(Data items)
--

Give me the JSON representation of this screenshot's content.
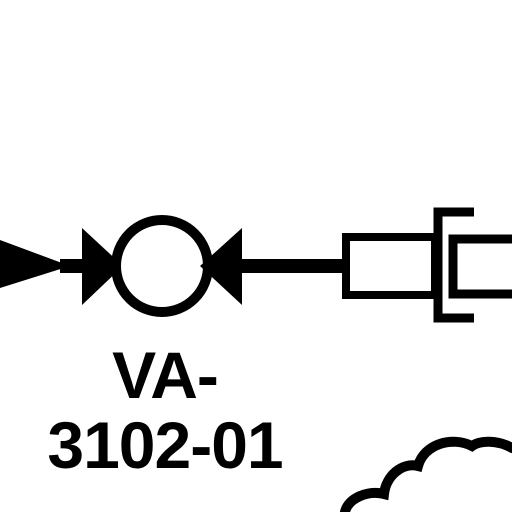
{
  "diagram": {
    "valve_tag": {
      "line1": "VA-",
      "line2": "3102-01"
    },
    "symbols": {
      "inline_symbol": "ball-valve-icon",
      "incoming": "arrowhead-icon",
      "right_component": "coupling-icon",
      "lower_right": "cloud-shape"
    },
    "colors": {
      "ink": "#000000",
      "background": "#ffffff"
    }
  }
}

--

■ Aim of the exercise
Omit every picture, and otherwise quote the entries exactly.

■ Answer to the problem
Give me the JSON representation of this screenshot's content.
{
  "diagram": {
    "valve_tag": {
      "line1": "VA-",
      "line2": "3102-01"
    },
    "symbols": {
      "inline_symbol": "ball-valve-icon",
      "incoming": "arrowhead-icon",
      "right_component": "coupling-icon",
      "lower_right": "cloud-shape"
    },
    "colors": {
      "ink": "#000000",
      "background": "#ffffff"
    }
  }
}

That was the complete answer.